TASK DETAILS → Show every line of the records below that contains the word "xlabel".

MATERIAL SUPPLIED →
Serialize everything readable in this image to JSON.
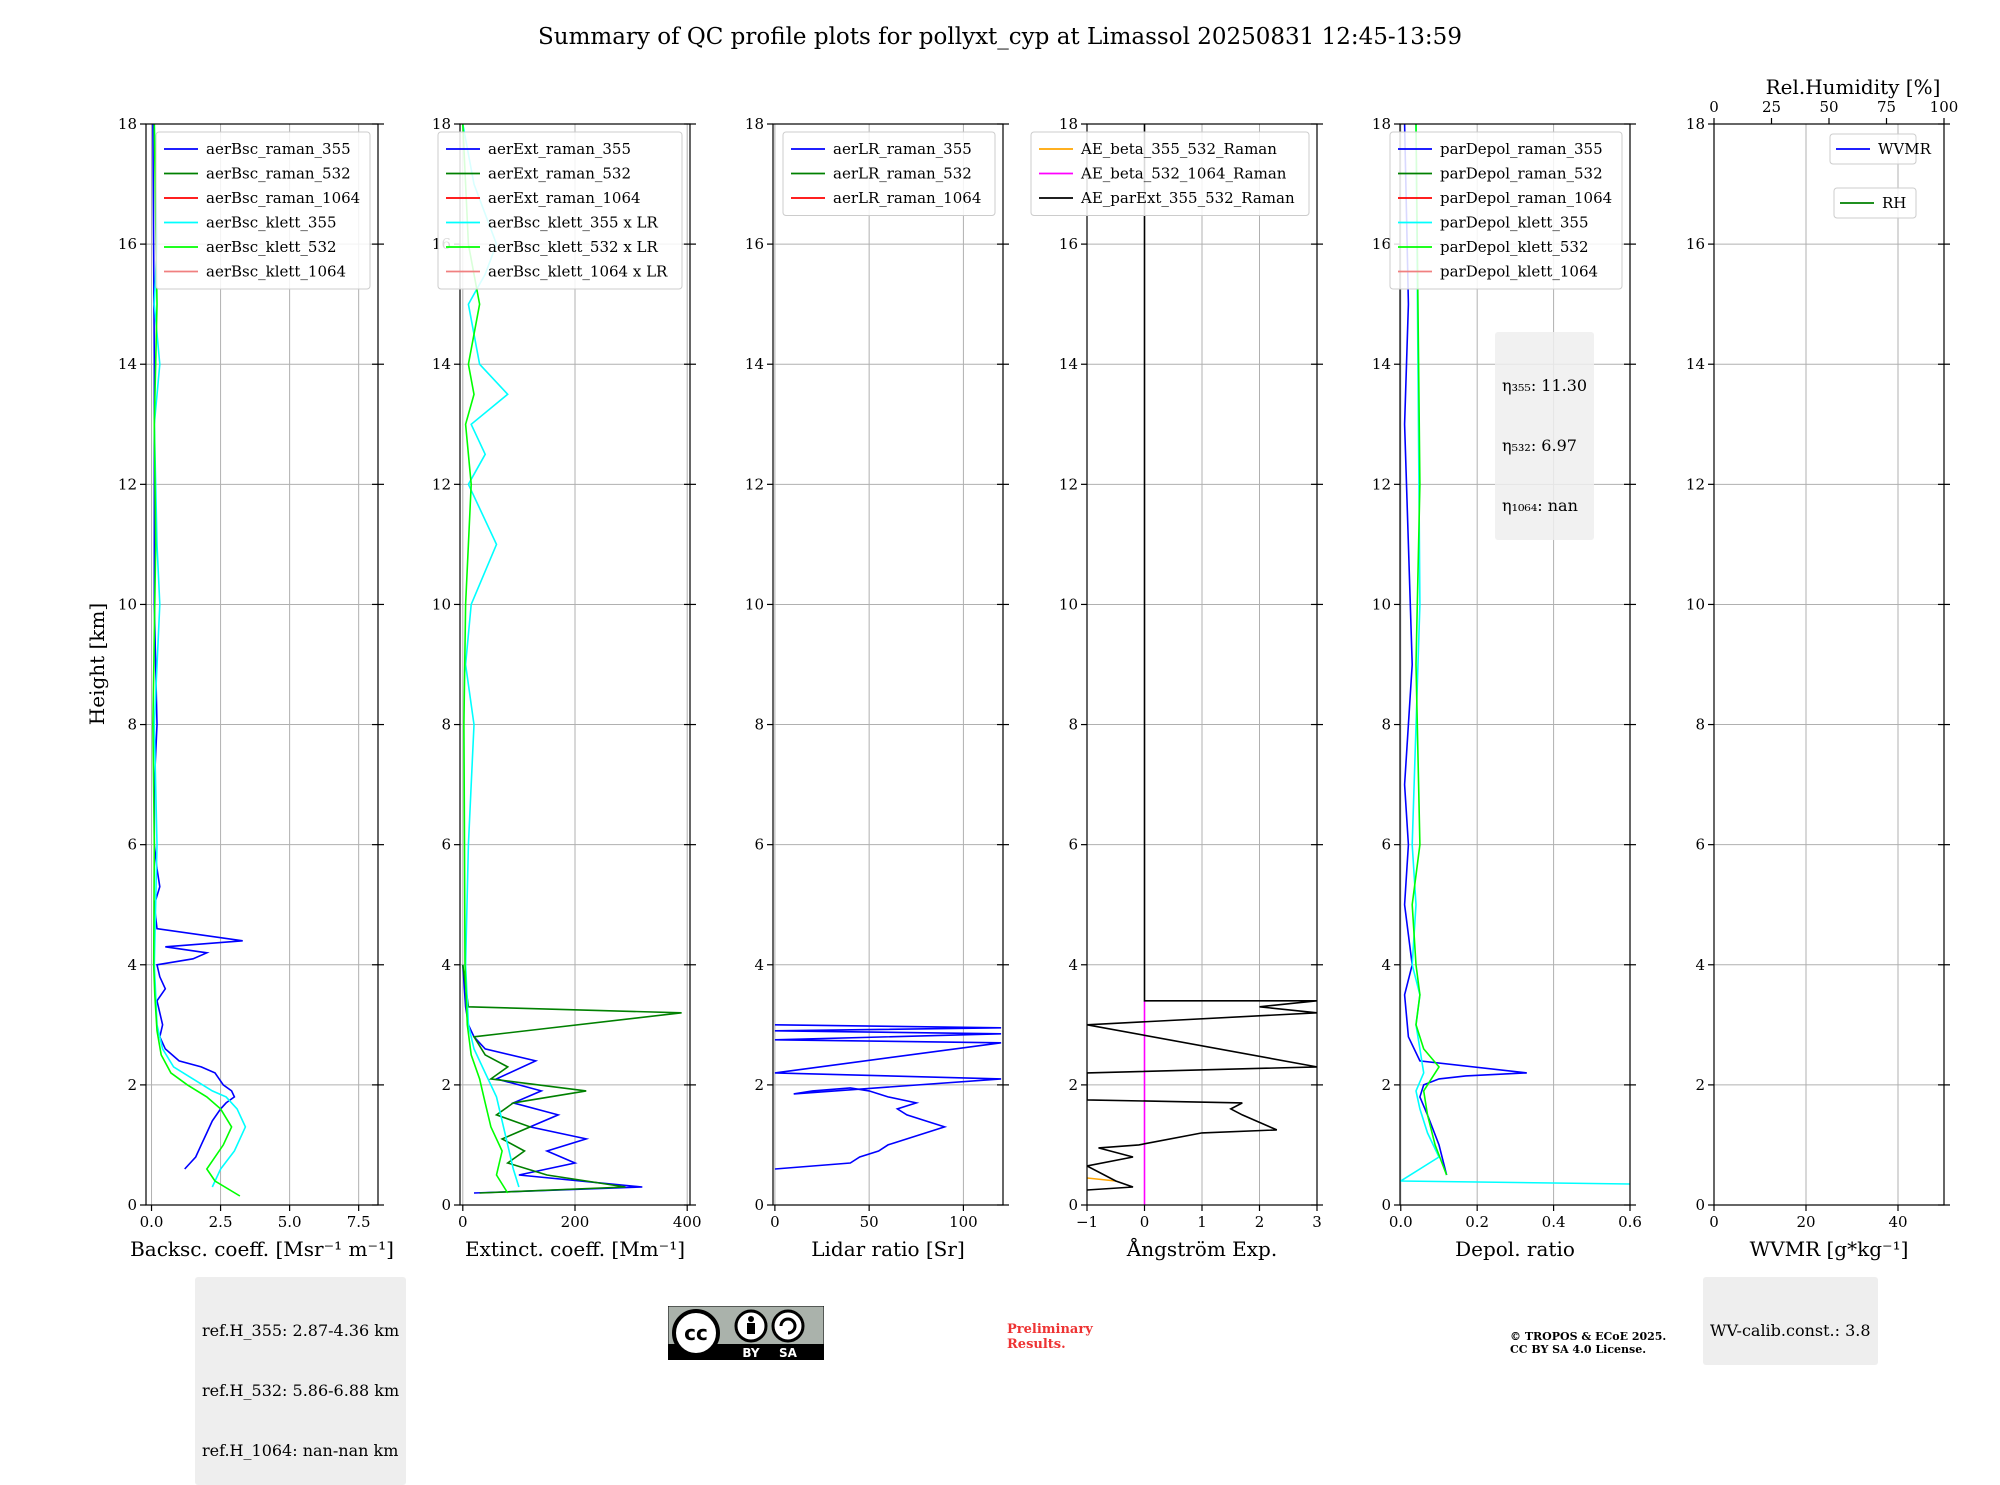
{
  "title": "Summary of QC profile plots for pollyxt_cyp at Limassol 20250831 12:45-13:59",
  "y_label": "Height [km]",
  "colors": {
    "blue": "#0000ff",
    "green": "#008000",
    "red": "#ff0000",
    "cyan": "#00ffff",
    "lime": "#00ff00",
    "salmon": "#f08080",
    "orange": "#ffa500",
    "magenta": "#ff00ff",
    "black": "#000000"
  },
  "chart_data": [
    {
      "type": "line",
      "xlabel": "Backsc. coeff. [Msr⁻¹ m⁻¹]",
      "ylabel": "Height [km]",
      "xlim": [
        -0.2,
        8.2
      ],
      "ylim": [
        0,
        18
      ],
      "xticks": [
        0,
        2.5,
        5.0,
        7.5
      ],
      "xtick_labels": [
        "0.0",
        "2.5",
        "5.0",
        "7.5"
      ],
      "yticks": [
        0,
        2,
        4,
        6,
        8,
        10,
        12,
        14,
        16,
        18
      ],
      "legend": "top-right",
      "grid": true,
      "series": [
        {
          "name": "aerBsc_raman_355",
          "color": "#0000ff",
          "x": [
            1.2,
            1.4,
            1.6,
            1.8,
            2.0,
            2.2,
            2.5,
            2.7,
            3.0,
            2.9,
            2.6,
            2.3,
            1.8,
            1.0,
            0.5,
            0.3,
            0.4,
            0.3,
            0.2,
            0.5,
            0.3,
            0.2,
            1.5,
            2.0,
            0.5,
            3.3,
            0.2,
            0.1,
            0.3,
            0.2,
            0.1,
            0.1,
            0.2,
            0.1,
            0.1,
            0.05
          ],
          "y": [
            0.6,
            0.7,
            0.8,
            1.0,
            1.2,
            1.4,
            1.6,
            1.7,
            1.8,
            1.9,
            2.0,
            2.2,
            2.3,
            2.4,
            2.6,
            2.8,
            3.0,
            3.2,
            3.4,
            3.6,
            3.8,
            4.0,
            4.1,
            4.2,
            4.3,
            4.4,
            4.6,
            5.0,
            5.3,
            5.6,
            6.0,
            7.0,
            8.0,
            10.0,
            14.0,
            18.0
          ]
        },
        {
          "name": "aerBsc_raman_532",
          "color": "#008000",
          "x": [],
          "y": []
        },
        {
          "name": "aerBsc_raman_1064",
          "color": "#ff0000",
          "x": [],
          "y": []
        },
        {
          "name": "aerBsc_klett_355",
          "color": "#00ffff",
          "x": [
            2.2,
            2.5,
            3.0,
            3.4,
            3.1,
            2.7,
            2.2,
            1.5,
            0.8,
            0.4,
            0.2,
            0.15,
            0.1,
            0.2,
            0.1,
            0.3,
            0.2,
            0.15,
            0.1,
            0.3,
            0.1,
            0.2,
            0.1
          ],
          "y": [
            0.3,
            0.6,
            0.9,
            1.3,
            1.6,
            1.8,
            1.9,
            2.1,
            2.3,
            2.6,
            3.0,
            3.5,
            4.0,
            6.0,
            8.0,
            10.0,
            11.0,
            12.0,
            13.0,
            14.0,
            15.0,
            16.0,
            18.0
          ]
        },
        {
          "name": "aerBsc_klett_532",
          "color": "#00ff00",
          "x": [
            3.2,
            2.3,
            2.0,
            2.6,
            2.9,
            2.5,
            2.0,
            1.3,
            0.7,
            0.35,
            0.2,
            0.12,
            0.08,
            0.1,
            0.05,
            0.15,
            0.1,
            0.2,
            0.1
          ],
          "y": [
            0.15,
            0.4,
            0.6,
            1.0,
            1.3,
            1.6,
            1.8,
            2.0,
            2.2,
            2.5,
            2.9,
            3.5,
            4.0,
            6.0,
            8.0,
            11.0,
            13.0,
            15.0,
            18.0
          ]
        },
        {
          "name": "aerBsc_klett_1064",
          "color": "#f08080",
          "x": [],
          "y": []
        }
      ]
    },
    {
      "type": "line",
      "xlabel": "Extinct. coeff. [Mm⁻¹]",
      "xlim": [
        -5,
        405
      ],
      "ylim": [
        0,
        18
      ],
      "xticks": [
        0,
        200,
        400
      ],
      "xtick_labels": [
        "0",
        "200",
        "400"
      ],
      "yticks": [
        0,
        2,
        4,
        6,
        8,
        10,
        12,
        14,
        16,
        18
      ],
      "legend": "top-right",
      "grid": true,
      "series": [
        {
          "name": "aerExt_raman_355",
          "color": "#0000ff",
          "x": [
            20,
            320,
            100,
            200,
            150,
            220,
            120,
            170,
            90,
            140,
            60,
            130,
            40,
            20,
            10,
            5,
            0
          ],
          "y": [
            0.2,
            0.3,
            0.5,
            0.7,
            0.9,
            1.1,
            1.3,
            1.5,
            1.7,
            1.9,
            2.1,
            2.4,
            2.6,
            2.8,
            3.0,
            3.3,
            4.0
          ]
        },
        {
          "name": "aerExt_raman_532",
          "color": "#008000",
          "x": [
            30,
            290,
            150,
            80,
            110,
            70,
            120,
            60,
            90,
            220,
            50,
            80,
            40,
            20,
            390,
            10,
            0
          ],
          "y": [
            0.2,
            0.3,
            0.5,
            0.7,
            0.9,
            1.1,
            1.3,
            1.5,
            1.7,
            1.9,
            2.1,
            2.3,
            2.5,
            2.8,
            3.2,
            3.3,
            4.0
          ]
        },
        {
          "name": "aerExt_raman_1064",
          "color": "#ff0000",
          "x": [],
          "y": []
        },
        {
          "name": "aerBsc_klett_355 x LR",
          "color": "#00ffff",
          "x": [
            100,
            90,
            80,
            70,
            60,
            40,
            20,
            10,
            5,
            10,
            20,
            5,
            15,
            60,
            10,
            40,
            15,
            80,
            30,
            20,
            10,
            40,
            60,
            20,
            0
          ],
          "y": [
            0.3,
            0.6,
            1.0,
            1.4,
            1.8,
            2.2,
            2.6,
            3.0,
            4.0,
            6.0,
            8.0,
            9.0,
            10.0,
            11.0,
            12.0,
            12.5,
            13.0,
            13.5,
            14.0,
            14.5,
            15.0,
            15.5,
            16.0,
            17.0,
            18.0
          ]
        },
        {
          "name": "aerBsc_klett_532 x LR",
          "color": "#00ff00",
          "x": [
            80,
            60,
            70,
            50,
            40,
            30,
            15,
            8,
            4,
            3,
            2,
            5,
            10,
            15,
            5,
            20,
            10,
            30,
            10,
            0
          ],
          "y": [
            0.2,
            0.5,
            0.9,
            1.3,
            1.7,
            2.1,
            2.5,
            3.0,
            4.0,
            6.0,
            8.0,
            10.0,
            11.0,
            12.0,
            13.0,
            13.5,
            14.0,
            15.0,
            16.0,
            18.0
          ]
        },
        {
          "name": "aerBsc_klett_1064 x LR",
          "color": "#f08080",
          "x": [],
          "y": []
        }
      ]
    },
    {
      "type": "line",
      "xlabel": "Lidar ratio [Sr]",
      "xlim": [
        -1,
        121
      ],
      "ylim": [
        0,
        18
      ],
      "xticks": [
        0,
        50,
        100
      ],
      "xtick_labels": [
        "0",
        "50",
        "100"
      ],
      "yticks": [
        0,
        2,
        4,
        6,
        8,
        10,
        12,
        14,
        16,
        18
      ],
      "legend": "top-right",
      "grid": true,
      "series": [
        {
          "name": "aerLR_raman_355",
          "color": "#0000ff",
          "x": [
            0,
            40,
            45,
            55,
            60,
            70,
            90,
            80,
            70,
            65,
            75,
            60,
            50,
            40,
            20,
            10,
            120,
            0,
            120,
            0,
            120,
            0,
            120,
            0
          ],
          "y": [
            0.6,
            0.7,
            0.8,
            0.9,
            1.0,
            1.1,
            1.3,
            1.4,
            1.5,
            1.6,
            1.7,
            1.8,
            1.9,
            1.95,
            1.9,
            1.85,
            2.1,
            2.2,
            2.7,
            2.75,
            2.85,
            2.9,
            2.95,
            3.0
          ]
        },
        {
          "name": "aerLR_raman_532",
          "color": "#008000",
          "x": [],
          "y": []
        },
        {
          "name": "aerLR_raman_1064",
          "color": "#ff0000",
          "x": [],
          "y": []
        }
      ]
    },
    {
      "type": "line",
      "xlabel": "Ångström Exp.",
      "xlim": [
        -1,
        3
      ],
      "ylim": [
        0,
        18
      ],
      "xticks": [
        -1,
        0,
        1,
        2,
        3
      ],
      "xtick_labels": [
        "−1",
        "0",
        "1",
        "2",
        "3"
      ],
      "yticks": [
        0,
        2,
        4,
        6,
        8,
        10,
        12,
        14,
        16,
        18
      ],
      "legend": "top-right",
      "grid": true,
      "series": [
        {
          "name": "AE_beta_355_532_Raman",
          "color": "#ffa500",
          "x": [
            -1,
            -0.5
          ],
          "y": [
            0.45,
            0.4
          ]
        },
        {
          "name": "AE_beta_532_1064_Raman",
          "color": "#ff00ff",
          "x": [
            0,
            0
          ],
          "y": [
            0,
            3.4
          ]
        },
        {
          "name": "AE_parExt_355_532_Raman",
          "color": "#000000",
          "x": [
            -1,
            -0.2,
            -0.5,
            -1,
            -0.2,
            -0.8,
            -0.1,
            1.0,
            2.3,
            1.7,
            1.5,
            1.7,
            -1,
            -1,
            3.0,
            -1,
            3.0,
            2.0,
            3.0,
            0,
            0
          ],
          "y": [
            0.25,
            0.3,
            0.4,
            0.65,
            0.8,
            0.95,
            1.0,
            1.2,
            1.25,
            1.5,
            1.6,
            1.7,
            1.75,
            2.2,
            2.3,
            3.0,
            3.2,
            3.3,
            3.4,
            3.4,
            18.0
          ]
        }
      ]
    },
    {
      "type": "line",
      "xlabel": "Depol. ratio",
      "xlim": [
        -0.002,
        0.6
      ],
      "ylim": [
        0,
        18
      ],
      "xticks": [
        0,
        0.2,
        0.4,
        0.6
      ],
      "xtick_labels": [
        "0.0",
        "0.2",
        "0.4",
        "0.6"
      ],
      "yticks": [
        0,
        2,
        4,
        6,
        8,
        10,
        12,
        14,
        16,
        18
      ],
      "legend": "top-right",
      "grid": true,
      "series": [
        {
          "name": "parDepol_raman_355",
          "color": "#0000ff",
          "x": [
            0.12,
            0.1,
            0.07,
            0.05,
            0.06,
            0.1,
            0.17,
            0.33,
            0.05,
            0.02,
            0.01,
            0.03,
            0.02,
            0.01,
            0.02,
            0.01,
            0.03,
            0.02,
            0.01,
            0.02,
            0.01
          ],
          "y": [
            0.5,
            1.0,
            1.5,
            1.8,
            2.0,
            2.1,
            2.15,
            2.2,
            2.4,
            2.8,
            3.5,
            4.0,
            4.5,
            5.0,
            6.0,
            7.0,
            9.0,
            11.0,
            13.0,
            15.0,
            18.0
          ]
        },
        {
          "name": "parDepol_raman_532",
          "color": "#008000",
          "x": [],
          "y": []
        },
        {
          "name": "parDepol_raman_1064",
          "color": "#ff0000",
          "x": [],
          "y": []
        },
        {
          "name": "parDepol_klett_355",
          "color": "#00ffff",
          "x": [
            0.6,
            0.0,
            0.1,
            0.07,
            0.05,
            0.04,
            0.06,
            0.05,
            0.04,
            0.05,
            0.03,
            0.04,
            0.03,
            0.05,
            0.04
          ],
          "y": [
            0.35,
            0.4,
            0.8,
            1.2,
            1.6,
            1.9,
            2.2,
            2.6,
            3.0,
            3.5,
            4.0,
            5.0,
            6.0,
            10.0,
            18.0
          ]
        },
        {
          "name": "parDepol_klett_532",
          "color": "#00ff00",
          "x": [
            0.12,
            0.09,
            0.07,
            0.06,
            0.08,
            0.1,
            0.06,
            0.04,
            0.05,
            0.04,
            0.03,
            0.05,
            0.04,
            0.05,
            0.04
          ],
          "y": [
            0.5,
            1.0,
            1.5,
            1.9,
            2.1,
            2.3,
            2.6,
            3.0,
            3.5,
            4.0,
            5.0,
            6.0,
            9.0,
            12.0,
            18.0
          ]
        },
        {
          "name": "parDepol_klett_1064",
          "color": "#f08080",
          "x": [],
          "y": []
        }
      ]
    },
    {
      "type": "line",
      "xlabel": "WVMR [g*kg⁻¹]",
      "x2label": "Rel.Humidity [%]",
      "xlim": [
        0,
        50
      ],
      "ylim": [
        0,
        18
      ],
      "x2lim": [
        0,
        100
      ],
      "xticks": [
        0,
        20,
        40
      ],
      "xtick_labels": [
        "0",
        "20",
        "40"
      ],
      "x2ticks": [
        0,
        25,
        50,
        75,
        100
      ],
      "x2tick_labels": [
        "0",
        "25",
        "50",
        "75",
        "100"
      ],
      "yticks": [
        0,
        2,
        4,
        6,
        8,
        10,
        12,
        14,
        16,
        18
      ],
      "legend": "top-right",
      "grid": true,
      "series": [
        {
          "name": "WVMR",
          "color": "#0000ff",
          "x": [],
          "y": []
        },
        {
          "name": "RH",
          "color": "#008000",
          "x": [],
          "y": []
        }
      ]
    }
  ],
  "annotations": {
    "ref_heights": [
      "ref.H_355: 2.87-4.36 km",
      "ref.H_532: 5.86-6.88 km",
      "ref.H_1064: nan-nan km"
    ],
    "eta": [
      "η₃₅₅: 11.30",
      "η₅₃₂: 6.97",
      "η₁₀₆₄: nan"
    ],
    "wv_calib": "WV-calib.const.: 3.8",
    "preliminary": "Preliminary\nResults.",
    "copyright": "© TROPOS & ECoE 2025.\nCC BY SA 4.0 License.",
    "cc_by": "BY",
    "cc_sa": "SA"
  }
}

FULL ANSWER →
      "xlabel": "Backsc. coeff. [Msr⁻¹ m⁻¹]",
      "xlabel": "Extinct. coeff. [Mm⁻¹]",
      "xlabel": "Lidar ratio [Sr]",
      "xlabel": "Ångström Exp.",
      "xlabel": "Depol. ratio",
      "xlabel": "WVMR [g*kg⁻¹]",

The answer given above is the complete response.